■ **Your instructions**:
Please list every piece of equipment used in the strain experiment that the text below on the IR evanescent wave fiber sensor describes.

Prior interferometric fiber sensors and evanescent wave fiber sensors have proven useful in obtaining information about portions of the lifetime of a composite materials. The overall goal of this research is to develop an IR evanescent wave sensor system that can be used to monitor lifetime of a polymer matrix composite. In this regard, a single fused silica core fiber was placed across a miniature materials tester, while simultaneously having the fiber ends attached to an IR spectrometer. The fiber was strained in increments by the MINIMAT, while the IR spectrometer allowed simultaneous determination of the IR spectrum. An increase in baseline absorbance across the entire IR spectrum occurred as the strain increased. The increase in absorbance is relate to an increase in strain in the fiber. From regression analysis of independent measurements of fiber strain and absorbance, a strong relation between the change in absorbance and change in strain energy was found. Future work will involve incorporation of the strain sensing approach with evanescent wave chemical sensing to allow total lifetime monitoring of polymer matrix composites.

[Source data]
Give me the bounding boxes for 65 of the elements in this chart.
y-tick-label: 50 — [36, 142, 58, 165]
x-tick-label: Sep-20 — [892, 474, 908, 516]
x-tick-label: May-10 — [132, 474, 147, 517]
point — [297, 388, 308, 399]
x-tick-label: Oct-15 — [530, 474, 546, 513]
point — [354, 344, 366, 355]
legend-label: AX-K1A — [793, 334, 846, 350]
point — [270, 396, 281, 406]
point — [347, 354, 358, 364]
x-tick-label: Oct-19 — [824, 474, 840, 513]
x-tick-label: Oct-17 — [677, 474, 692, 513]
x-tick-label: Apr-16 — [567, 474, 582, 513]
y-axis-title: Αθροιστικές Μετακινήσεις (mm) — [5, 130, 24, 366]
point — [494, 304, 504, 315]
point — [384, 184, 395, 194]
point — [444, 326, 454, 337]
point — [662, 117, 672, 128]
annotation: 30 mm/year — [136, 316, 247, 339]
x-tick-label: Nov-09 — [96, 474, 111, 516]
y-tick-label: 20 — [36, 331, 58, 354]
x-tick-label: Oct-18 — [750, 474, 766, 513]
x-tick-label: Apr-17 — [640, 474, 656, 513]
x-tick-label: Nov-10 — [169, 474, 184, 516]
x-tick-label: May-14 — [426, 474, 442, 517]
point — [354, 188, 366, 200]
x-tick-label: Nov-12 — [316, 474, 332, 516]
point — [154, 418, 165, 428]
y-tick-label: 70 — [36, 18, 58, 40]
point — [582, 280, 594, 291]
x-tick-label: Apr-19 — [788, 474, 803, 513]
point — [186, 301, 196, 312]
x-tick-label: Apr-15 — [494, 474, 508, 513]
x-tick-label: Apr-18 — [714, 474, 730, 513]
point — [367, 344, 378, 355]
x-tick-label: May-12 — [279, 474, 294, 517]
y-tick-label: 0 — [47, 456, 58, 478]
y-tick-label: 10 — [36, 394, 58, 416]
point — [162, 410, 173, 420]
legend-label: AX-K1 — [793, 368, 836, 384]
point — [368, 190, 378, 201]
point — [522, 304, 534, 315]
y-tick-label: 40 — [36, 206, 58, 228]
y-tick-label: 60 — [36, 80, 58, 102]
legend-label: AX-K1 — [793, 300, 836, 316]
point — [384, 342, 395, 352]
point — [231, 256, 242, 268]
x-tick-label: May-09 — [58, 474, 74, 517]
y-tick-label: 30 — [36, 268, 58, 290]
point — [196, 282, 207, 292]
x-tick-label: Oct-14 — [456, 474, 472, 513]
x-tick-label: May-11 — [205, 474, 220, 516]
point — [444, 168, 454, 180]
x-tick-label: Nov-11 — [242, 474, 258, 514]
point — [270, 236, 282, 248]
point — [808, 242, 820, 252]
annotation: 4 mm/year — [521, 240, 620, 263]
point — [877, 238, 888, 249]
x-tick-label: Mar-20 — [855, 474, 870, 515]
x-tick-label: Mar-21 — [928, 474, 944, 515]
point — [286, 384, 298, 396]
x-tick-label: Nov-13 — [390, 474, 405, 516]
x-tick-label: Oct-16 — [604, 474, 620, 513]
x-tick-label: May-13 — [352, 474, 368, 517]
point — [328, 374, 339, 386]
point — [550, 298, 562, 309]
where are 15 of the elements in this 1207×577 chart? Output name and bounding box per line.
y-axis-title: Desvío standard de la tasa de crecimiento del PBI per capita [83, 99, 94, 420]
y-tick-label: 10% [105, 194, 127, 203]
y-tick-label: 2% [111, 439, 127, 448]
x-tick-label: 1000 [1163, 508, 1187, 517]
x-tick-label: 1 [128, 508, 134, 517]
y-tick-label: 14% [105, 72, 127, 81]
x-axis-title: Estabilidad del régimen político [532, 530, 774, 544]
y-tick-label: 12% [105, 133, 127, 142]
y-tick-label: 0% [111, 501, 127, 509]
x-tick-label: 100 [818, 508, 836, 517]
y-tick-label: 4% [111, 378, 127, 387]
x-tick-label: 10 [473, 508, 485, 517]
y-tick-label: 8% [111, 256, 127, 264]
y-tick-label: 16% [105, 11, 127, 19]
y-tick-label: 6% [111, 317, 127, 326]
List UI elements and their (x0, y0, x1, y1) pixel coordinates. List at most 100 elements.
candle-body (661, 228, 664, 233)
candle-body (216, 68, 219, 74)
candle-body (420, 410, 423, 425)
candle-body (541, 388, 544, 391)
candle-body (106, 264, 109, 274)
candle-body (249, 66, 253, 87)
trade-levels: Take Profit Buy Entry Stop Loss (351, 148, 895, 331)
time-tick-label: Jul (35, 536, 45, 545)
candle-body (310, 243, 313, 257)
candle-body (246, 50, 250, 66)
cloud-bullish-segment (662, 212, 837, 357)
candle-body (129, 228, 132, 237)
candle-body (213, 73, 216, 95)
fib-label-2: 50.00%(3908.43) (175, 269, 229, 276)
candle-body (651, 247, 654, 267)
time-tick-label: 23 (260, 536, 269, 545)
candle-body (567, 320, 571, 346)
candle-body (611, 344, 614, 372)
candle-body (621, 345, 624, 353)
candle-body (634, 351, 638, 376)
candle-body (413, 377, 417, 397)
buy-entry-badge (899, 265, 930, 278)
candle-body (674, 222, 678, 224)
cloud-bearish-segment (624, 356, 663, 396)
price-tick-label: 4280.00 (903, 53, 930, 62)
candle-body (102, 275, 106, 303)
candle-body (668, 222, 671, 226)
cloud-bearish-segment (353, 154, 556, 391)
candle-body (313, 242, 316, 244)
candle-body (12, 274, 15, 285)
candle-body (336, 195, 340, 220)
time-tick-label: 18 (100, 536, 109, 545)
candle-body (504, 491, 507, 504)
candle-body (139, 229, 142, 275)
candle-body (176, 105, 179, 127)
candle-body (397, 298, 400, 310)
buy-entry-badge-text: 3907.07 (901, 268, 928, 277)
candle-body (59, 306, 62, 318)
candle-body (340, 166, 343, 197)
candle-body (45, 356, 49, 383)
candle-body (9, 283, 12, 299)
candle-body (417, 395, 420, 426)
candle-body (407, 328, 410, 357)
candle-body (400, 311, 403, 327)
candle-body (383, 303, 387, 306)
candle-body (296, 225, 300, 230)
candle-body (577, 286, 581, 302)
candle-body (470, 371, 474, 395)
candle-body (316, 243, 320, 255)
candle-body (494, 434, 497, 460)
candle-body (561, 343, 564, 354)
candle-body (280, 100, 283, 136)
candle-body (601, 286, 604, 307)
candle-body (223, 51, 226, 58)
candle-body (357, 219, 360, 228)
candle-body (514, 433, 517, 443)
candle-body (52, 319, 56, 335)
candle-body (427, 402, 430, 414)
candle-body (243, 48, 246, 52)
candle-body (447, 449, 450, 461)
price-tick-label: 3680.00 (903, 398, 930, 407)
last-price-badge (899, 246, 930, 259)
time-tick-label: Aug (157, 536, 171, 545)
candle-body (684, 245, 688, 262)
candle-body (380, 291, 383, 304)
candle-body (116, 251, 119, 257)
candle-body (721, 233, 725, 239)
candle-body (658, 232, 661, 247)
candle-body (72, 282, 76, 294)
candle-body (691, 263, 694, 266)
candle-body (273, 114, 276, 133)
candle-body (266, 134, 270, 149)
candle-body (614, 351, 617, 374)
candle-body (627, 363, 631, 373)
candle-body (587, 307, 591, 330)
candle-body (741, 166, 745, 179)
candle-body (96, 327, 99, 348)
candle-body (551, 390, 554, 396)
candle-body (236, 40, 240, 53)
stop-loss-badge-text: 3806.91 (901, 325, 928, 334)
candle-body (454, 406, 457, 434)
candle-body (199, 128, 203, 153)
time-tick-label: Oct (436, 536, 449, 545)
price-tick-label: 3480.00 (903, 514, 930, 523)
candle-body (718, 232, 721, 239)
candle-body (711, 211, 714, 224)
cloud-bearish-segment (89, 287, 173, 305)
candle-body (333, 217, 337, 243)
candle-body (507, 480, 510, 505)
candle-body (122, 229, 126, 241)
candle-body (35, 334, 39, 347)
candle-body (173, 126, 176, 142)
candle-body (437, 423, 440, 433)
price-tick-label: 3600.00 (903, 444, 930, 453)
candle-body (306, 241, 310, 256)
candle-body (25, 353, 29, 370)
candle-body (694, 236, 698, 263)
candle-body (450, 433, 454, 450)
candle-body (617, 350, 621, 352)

■ **Answer to the problem**:
- A single fused silica core fiber
- A miniature materials tester (the MINIMAT)
- An IR spectrometer